-- SHORT TASK --
Each line in the entries below that holds the string "Ctrl" is to be listed.

Dataset records:

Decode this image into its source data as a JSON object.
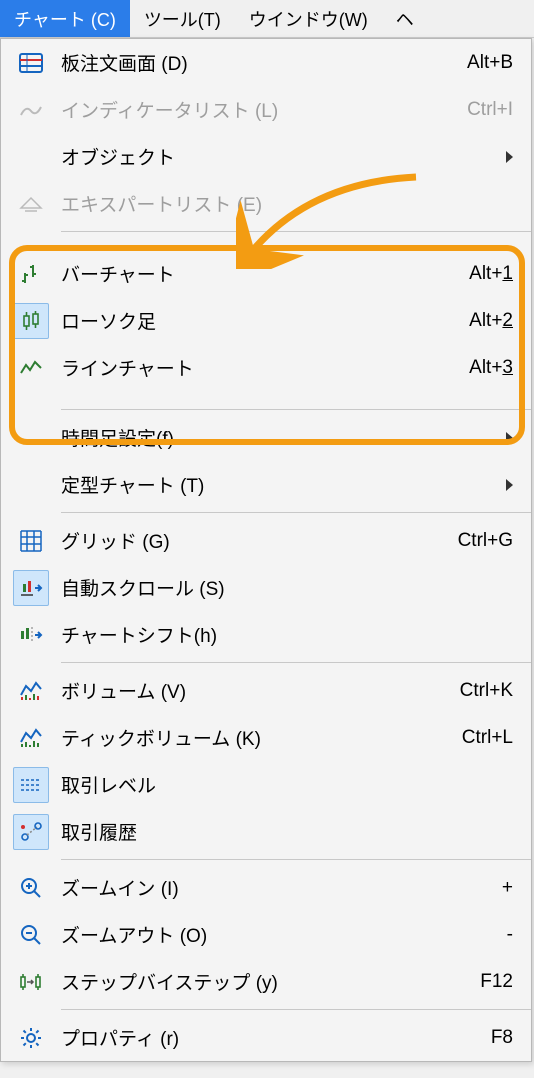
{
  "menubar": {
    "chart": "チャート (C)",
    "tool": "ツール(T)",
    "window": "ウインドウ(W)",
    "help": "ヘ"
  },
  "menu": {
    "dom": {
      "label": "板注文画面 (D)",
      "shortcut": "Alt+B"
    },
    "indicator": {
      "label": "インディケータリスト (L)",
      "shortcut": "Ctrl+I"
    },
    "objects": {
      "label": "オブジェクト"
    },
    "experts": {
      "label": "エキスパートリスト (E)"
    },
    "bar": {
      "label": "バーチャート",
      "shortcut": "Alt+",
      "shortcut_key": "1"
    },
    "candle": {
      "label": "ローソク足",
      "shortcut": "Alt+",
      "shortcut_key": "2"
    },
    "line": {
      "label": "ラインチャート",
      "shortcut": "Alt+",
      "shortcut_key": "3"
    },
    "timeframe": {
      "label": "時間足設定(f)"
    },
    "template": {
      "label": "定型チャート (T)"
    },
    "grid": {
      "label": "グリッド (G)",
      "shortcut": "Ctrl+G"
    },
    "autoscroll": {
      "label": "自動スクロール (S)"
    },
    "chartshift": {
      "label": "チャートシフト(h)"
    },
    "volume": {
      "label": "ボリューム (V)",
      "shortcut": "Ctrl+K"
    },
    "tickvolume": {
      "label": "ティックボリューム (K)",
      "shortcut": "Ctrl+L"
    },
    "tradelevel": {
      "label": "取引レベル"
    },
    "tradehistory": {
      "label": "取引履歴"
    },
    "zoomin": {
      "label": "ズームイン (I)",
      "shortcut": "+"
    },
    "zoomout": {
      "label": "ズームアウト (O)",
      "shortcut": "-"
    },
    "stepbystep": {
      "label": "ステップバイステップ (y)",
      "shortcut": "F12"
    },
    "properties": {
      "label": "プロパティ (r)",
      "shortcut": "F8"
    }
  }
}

--

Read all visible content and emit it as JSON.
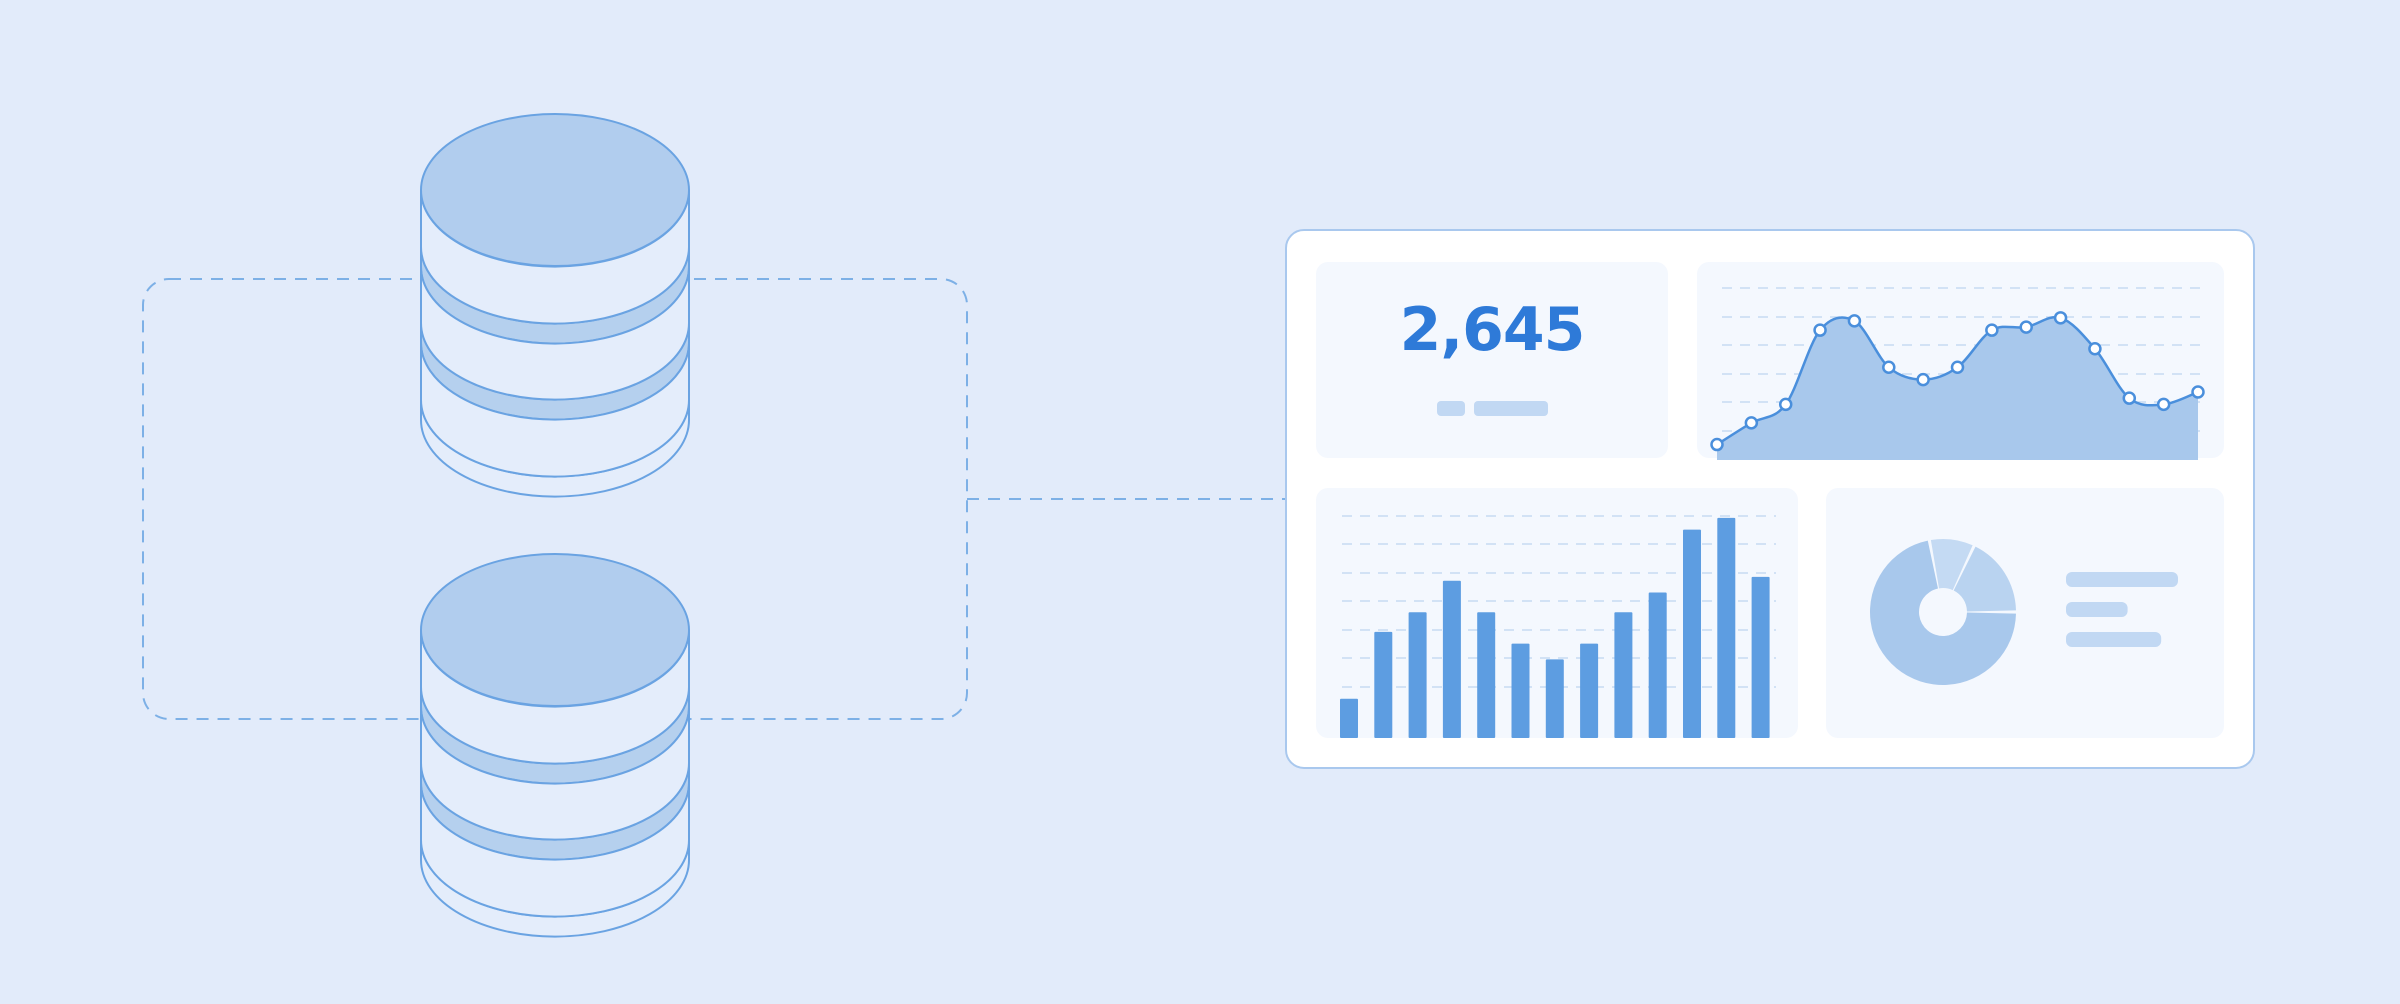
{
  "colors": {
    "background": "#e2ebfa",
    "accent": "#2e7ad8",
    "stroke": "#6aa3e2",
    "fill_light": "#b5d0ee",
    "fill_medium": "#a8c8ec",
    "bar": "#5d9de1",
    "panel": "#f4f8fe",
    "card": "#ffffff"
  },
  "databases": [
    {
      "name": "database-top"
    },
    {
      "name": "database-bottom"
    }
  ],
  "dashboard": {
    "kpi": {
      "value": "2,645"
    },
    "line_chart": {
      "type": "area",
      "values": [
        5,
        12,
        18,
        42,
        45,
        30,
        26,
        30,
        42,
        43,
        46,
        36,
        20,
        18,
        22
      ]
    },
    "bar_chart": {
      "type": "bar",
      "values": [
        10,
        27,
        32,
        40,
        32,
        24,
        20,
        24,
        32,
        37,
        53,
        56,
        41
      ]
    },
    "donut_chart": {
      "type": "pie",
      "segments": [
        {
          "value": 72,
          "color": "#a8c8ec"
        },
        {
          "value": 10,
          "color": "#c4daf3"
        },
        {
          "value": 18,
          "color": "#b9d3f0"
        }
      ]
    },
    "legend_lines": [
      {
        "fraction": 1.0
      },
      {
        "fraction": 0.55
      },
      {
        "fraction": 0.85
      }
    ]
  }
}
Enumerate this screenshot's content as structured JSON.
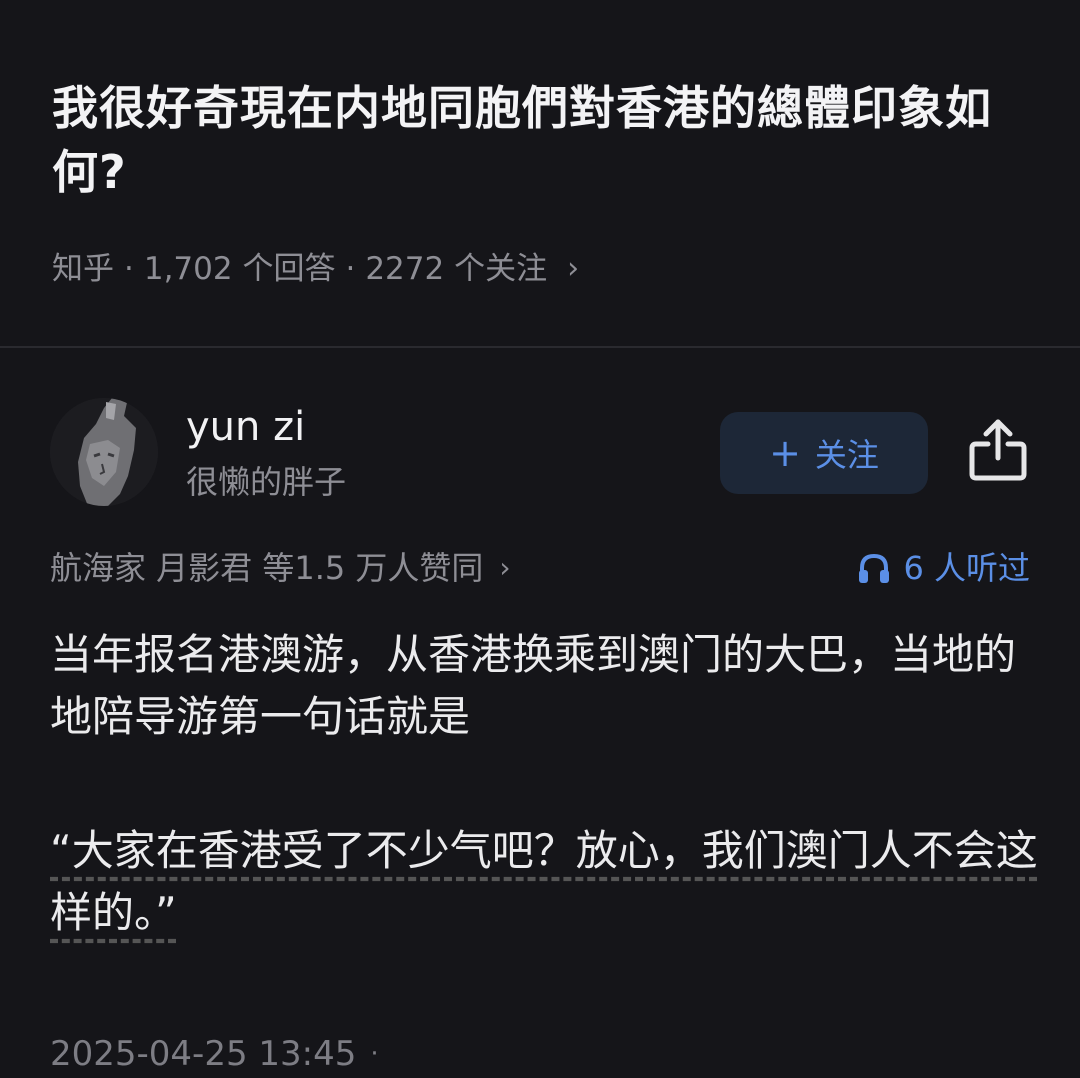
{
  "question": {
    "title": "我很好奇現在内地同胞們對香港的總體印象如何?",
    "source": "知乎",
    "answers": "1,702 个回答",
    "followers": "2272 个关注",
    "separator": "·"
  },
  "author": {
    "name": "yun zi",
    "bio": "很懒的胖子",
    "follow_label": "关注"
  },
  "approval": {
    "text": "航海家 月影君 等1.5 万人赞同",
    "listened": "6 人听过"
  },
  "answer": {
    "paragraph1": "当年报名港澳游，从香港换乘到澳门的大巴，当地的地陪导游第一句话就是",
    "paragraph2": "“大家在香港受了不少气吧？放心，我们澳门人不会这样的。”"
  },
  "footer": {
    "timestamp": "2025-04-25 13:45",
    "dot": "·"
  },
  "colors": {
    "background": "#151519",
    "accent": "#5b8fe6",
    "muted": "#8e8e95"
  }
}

-- FINISHED ANSWER --
      "shortcut": "Ctrl+I"
      "shortcut": "Ctrl+G"
      "shortcut": "Ctrl+K"
      "shortcut": "Ctrl+L"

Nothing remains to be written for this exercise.